Dataset records
============
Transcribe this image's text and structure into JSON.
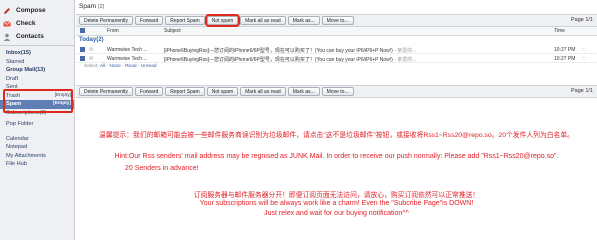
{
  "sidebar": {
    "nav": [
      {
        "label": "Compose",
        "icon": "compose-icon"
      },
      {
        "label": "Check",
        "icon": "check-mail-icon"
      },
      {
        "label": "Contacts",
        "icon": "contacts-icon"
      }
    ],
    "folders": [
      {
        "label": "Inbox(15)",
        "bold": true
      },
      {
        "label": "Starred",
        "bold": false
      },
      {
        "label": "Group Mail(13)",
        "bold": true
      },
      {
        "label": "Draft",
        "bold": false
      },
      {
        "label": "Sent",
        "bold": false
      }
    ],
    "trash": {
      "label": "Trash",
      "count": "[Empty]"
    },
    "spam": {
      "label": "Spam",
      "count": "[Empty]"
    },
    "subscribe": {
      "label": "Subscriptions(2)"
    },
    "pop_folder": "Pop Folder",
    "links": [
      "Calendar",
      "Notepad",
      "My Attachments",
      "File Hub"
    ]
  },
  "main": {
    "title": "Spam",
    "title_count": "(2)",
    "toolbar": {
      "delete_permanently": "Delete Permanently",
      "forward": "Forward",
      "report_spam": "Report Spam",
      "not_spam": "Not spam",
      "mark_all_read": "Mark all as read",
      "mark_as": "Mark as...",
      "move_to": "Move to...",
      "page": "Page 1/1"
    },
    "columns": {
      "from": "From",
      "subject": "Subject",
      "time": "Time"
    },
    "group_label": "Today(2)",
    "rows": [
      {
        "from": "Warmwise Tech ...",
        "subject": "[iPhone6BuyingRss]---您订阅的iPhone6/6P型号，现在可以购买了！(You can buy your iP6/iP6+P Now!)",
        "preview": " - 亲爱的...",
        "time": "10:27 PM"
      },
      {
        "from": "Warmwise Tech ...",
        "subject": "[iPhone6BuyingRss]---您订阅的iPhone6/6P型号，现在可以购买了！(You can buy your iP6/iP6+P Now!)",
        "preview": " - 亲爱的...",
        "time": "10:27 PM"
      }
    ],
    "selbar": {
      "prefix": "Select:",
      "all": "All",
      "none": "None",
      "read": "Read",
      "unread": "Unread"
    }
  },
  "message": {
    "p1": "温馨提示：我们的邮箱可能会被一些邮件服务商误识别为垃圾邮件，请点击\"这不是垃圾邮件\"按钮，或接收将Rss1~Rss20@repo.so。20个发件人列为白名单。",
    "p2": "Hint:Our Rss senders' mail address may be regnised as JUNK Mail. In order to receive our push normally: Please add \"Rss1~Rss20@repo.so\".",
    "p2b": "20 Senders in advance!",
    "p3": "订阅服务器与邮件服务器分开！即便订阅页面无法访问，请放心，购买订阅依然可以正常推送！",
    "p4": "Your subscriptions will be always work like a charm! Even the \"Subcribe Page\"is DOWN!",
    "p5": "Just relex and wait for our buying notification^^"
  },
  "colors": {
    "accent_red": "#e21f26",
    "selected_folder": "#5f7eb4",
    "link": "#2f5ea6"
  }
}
============
What needs to be done: Reproduce each entry precisely. Leave the pictures out.

Solution:
Transcribe this image's text and structure into JSON.
{
  "sidebar": {
    "nav": [
      {
        "label": "Compose",
        "icon": "compose-icon"
      },
      {
        "label": "Check",
        "icon": "check-mail-icon"
      },
      {
        "label": "Contacts",
        "icon": "contacts-icon"
      }
    ],
    "folders": [
      {
        "label": "Inbox(15)",
        "bold": true
      },
      {
        "label": "Starred",
        "bold": false
      },
      {
        "label": "Group Mail(13)",
        "bold": true
      },
      {
        "label": "Draft",
        "bold": false
      },
      {
        "label": "Sent",
        "bold": false
      }
    ],
    "trash": {
      "label": "Trash",
      "count": "[Empty]"
    },
    "spam": {
      "label": "Spam",
      "count": "[Empty]"
    },
    "subscribe": {
      "label": "Subscriptions(2)"
    },
    "pop_folder": "Pop Folder",
    "links": [
      "Calendar",
      "Notepad",
      "My Attachments",
      "File Hub"
    ]
  },
  "main": {
    "title": "Spam",
    "title_count": "(2)",
    "toolbar": {
      "delete_permanently": "Delete Permanently",
      "forward": "Forward",
      "report_spam": "Report Spam",
      "not_spam": "Not spam",
      "mark_all_read": "Mark all as read",
      "mark_as": "Mark as...",
      "move_to": "Move to...",
      "page": "Page 1/1"
    },
    "columns": {
      "from": "From",
      "subject": "Subject",
      "time": "Time"
    },
    "group_label": "Today(2)",
    "rows": [
      {
        "from": "Warmwise Tech ...",
        "subject": "[iPhone6BuyingRss]---您订阅的iPhone6/6P型号，现在可以购买了！(You can buy your iP6/iP6+P Now!)",
        "preview": " - 亲爱的...",
        "time": "10:27 PM"
      },
      {
        "from": "Warmwise Tech ...",
        "subject": "[iPhone6BuyingRss]---您订阅的iPhone6/6P型号，现在可以购买了！(You can buy your iP6/iP6+P Now!)",
        "preview": " - 亲爱的...",
        "time": "10:27 PM"
      }
    ],
    "selbar": {
      "prefix": "Select:",
      "all": "All",
      "none": "None",
      "read": "Read",
      "unread": "Unread"
    }
  },
  "message": {
    "p1": "温馨提示：我们的邮箱可能会被一些邮件服务商误识别为垃圾邮件，请点击\"这不是垃圾邮件\"按钮，或接收将Rss1~Rss20@repo.so。20个发件人列为白名单。",
    "p2": "Hint:Our Rss senders' mail address may be regnised as JUNK Mail. In order to receive our push normally: Please add \"Rss1~Rss20@repo.so\".",
    "p2b": "20 Senders in advance!",
    "p3": "订阅服务器与邮件服务器分开！即便订阅页面无法访问，请放心，购买订阅依然可以正常推送！",
    "p4": "Your subscriptions will be always work like a charm! Even the \"Subcribe Page\"is DOWN!",
    "p5": "Just relex and wait for our buying notification^^"
  },
  "colors": {
    "accent_red": "#e21f26",
    "selected_folder": "#5f7eb4",
    "link": "#2f5ea6"
  }
}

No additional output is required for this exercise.